## WORK TO BE COMPLETED
Copy every line of the data in which the word "Konsekvenser" occurs.

Figure record listings:
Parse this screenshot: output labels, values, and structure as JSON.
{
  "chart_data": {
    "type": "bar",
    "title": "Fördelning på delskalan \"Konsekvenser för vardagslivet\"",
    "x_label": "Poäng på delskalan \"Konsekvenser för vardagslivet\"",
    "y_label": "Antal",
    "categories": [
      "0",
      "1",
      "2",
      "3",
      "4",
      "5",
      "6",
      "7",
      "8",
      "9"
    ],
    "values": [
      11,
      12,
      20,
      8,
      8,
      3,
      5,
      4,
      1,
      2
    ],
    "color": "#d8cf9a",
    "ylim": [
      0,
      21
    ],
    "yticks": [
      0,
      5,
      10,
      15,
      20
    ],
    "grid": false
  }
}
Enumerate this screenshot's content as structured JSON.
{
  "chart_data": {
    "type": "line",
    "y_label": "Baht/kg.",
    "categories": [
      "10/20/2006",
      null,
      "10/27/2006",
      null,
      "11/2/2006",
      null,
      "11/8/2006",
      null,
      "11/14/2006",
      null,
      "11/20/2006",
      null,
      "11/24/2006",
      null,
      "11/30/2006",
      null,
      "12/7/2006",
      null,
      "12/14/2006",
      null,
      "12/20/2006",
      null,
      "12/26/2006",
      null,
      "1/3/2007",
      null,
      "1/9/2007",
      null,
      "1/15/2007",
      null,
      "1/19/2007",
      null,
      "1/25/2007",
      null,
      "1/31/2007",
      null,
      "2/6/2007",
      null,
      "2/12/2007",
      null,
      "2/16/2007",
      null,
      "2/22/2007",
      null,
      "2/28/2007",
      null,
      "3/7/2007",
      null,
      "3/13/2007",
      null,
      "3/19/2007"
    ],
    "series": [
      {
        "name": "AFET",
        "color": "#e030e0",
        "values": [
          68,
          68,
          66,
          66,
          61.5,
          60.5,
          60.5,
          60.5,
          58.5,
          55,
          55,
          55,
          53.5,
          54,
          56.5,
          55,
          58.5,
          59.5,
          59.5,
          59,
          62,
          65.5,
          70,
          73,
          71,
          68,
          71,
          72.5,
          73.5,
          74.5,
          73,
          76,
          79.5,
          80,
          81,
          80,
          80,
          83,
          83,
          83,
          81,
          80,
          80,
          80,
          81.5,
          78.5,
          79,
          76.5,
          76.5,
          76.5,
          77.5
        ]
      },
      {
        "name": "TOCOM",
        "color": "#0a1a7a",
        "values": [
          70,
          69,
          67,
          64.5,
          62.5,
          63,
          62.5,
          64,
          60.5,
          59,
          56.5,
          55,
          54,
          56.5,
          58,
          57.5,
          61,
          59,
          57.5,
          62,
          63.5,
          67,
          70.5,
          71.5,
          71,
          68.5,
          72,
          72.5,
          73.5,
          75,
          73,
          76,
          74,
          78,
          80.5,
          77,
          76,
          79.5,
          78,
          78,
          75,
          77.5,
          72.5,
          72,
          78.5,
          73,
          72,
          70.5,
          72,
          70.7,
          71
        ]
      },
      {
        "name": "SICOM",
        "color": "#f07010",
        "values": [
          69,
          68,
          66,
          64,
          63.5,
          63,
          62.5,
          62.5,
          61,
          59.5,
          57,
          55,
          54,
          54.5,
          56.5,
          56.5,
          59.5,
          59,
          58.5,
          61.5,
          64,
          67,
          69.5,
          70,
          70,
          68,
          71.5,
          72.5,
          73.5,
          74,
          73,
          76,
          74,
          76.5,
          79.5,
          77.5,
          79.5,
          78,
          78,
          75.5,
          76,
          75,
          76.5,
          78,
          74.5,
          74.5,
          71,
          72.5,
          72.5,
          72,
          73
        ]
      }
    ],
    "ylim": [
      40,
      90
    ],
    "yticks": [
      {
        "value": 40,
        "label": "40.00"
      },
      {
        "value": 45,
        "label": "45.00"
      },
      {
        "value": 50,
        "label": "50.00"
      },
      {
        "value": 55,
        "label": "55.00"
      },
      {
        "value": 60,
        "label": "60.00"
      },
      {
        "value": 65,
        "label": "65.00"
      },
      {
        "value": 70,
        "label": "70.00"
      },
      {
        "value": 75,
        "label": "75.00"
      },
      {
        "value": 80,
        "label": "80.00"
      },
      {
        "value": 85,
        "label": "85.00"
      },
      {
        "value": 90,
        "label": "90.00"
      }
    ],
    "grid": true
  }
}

## TASK ANSWER
    "title": "Fördelning på delskalan \"Konsekvenser för vardagslivet\"",
    "x_label": "Poäng på delskalan \"Konsekvenser för vardagslivet\"",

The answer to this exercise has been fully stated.